───── RECORD LIST ─────

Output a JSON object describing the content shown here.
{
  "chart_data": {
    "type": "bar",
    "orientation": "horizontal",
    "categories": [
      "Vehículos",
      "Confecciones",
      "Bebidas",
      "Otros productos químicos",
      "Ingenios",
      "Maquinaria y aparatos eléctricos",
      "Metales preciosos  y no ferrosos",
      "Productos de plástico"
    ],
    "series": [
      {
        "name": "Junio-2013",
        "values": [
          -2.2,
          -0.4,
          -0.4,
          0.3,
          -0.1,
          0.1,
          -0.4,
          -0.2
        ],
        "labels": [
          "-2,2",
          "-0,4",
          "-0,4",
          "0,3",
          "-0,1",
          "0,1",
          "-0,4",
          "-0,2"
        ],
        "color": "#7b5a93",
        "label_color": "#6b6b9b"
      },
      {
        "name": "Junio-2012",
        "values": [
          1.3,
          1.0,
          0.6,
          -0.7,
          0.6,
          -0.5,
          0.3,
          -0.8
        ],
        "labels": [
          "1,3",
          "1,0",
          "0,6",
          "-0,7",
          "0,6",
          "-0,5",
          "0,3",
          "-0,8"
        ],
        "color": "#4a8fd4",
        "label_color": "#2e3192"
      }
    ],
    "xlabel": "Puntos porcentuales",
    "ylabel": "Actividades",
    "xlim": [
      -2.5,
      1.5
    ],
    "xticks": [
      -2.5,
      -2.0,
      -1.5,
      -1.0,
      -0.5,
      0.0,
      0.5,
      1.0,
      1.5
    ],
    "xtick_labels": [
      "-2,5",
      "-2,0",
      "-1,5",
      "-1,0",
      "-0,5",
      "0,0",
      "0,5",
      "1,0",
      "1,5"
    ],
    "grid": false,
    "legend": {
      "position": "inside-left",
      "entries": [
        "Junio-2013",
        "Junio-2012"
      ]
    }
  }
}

─────

TASK STATEMENT:
Track down every line holding the string "Junio" and copy it.

WORKED SOLUTION:
        "name": "Junio-2013",
        "name": "Junio-2012",
        "Junio-2013",
        "Junio-2012"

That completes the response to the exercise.